## Texto de origem:

Sigla busca rever participação de suplentes e pressionar Centrão para recuperar espaço
O PT passou a defender mudanças nas regras de suplência após perder para a oposição o controle da CPMI do INSS. A sigla avalia que suplentes da oposição garantiram votos decisivos diante da ausência de titulares alinhados ao governo.
A reorganização dos blocos partidários da Câmara neste ano ampliou o alcance desse mecanismo. O bloco reúne partidos do PT ao PL, com 475 dos 513 deputados. Fora dele ficaram Avante, Solidariedade, PRD, Psol, Rede e Novo.
Caciques petistas querem que a Câmara dê preferência a suplentes do mesmo partido ou federação dos titulares ausentes. A sigla também articula com o Centrão a substituição de indicados por nomes mais próximos ao governo e analisa o regimento para tentar trocar a relatoria, hoje com o deputado Alfredo Gaspar (União-AL).
A articulação ocorre após a oposição emplacar o senador Carlos Viana (Podemos-MG) na presidência da CPMI e Alfredo Gaspar na relatoria, derrotando Omar Aziz (PSD-AM), candidato apoiado pelo Planalto. A votação terminou em 17 a 14.
Segundo parlamentares, a derrota foi influenciada por atraso na liberação de emendas, ausência de senadores da base e articulação reservada da oposição com líderes do Centrão na véspera da eleição.
Após o resultado, a ministra Gleisi Hoffmann reuniu líderes governistas no Planalto para discutir os próximos passos da base na CPMI.
A comissão conta com 32 membros entre deputados e senadores, além do mesmo número de suplentes.

## Tarefa a cumprir:
Reproduza sem alterações o trecho do texto sobre a CPMI do INSS que começa em "Caciques petistas querem" e termina em "véspera da eleição.". Os registros não têm nenhuma relação com o texto.

## Registros extraídos:
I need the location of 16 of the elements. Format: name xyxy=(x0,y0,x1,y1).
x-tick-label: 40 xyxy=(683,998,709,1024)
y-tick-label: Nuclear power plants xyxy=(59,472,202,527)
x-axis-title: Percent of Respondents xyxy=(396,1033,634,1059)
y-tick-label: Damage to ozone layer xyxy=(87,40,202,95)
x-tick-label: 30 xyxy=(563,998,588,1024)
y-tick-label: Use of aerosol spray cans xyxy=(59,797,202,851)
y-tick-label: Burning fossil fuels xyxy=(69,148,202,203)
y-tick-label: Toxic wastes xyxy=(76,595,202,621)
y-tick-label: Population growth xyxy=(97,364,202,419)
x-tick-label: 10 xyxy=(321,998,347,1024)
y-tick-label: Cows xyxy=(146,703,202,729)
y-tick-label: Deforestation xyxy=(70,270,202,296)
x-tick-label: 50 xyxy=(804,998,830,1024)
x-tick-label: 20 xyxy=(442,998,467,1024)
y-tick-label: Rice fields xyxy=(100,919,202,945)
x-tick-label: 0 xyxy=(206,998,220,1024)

## Sua resposta:
Caciques petistas querem que a Câmara dê preferência a suplentes do mesmo partido ou federação dos titulares ausentes. A sigla também articula com o Centrão a substituição de indicados por nomes mais próximos ao governo e analisa o regimento para tentar trocar a relatoria, hoje com o deputado Alfredo Gaspar (União-AL).
A articulação ocorre após a oposição emplacar o senador Carlos Viana (Podemos-MG) na presidência da CPMI e Alfredo Gaspar na relatoria, derrotando Omar Aziz (PSD-AM), candidato apoiado pelo Planalto. A votação terminou em 17 a 14.
Segundo parlamentares, a derrota foi influenciada por atraso na liberação de emendas, ausência de senadores da base e articulação reservada da oposição com líderes do Centrão na véspera da eleição.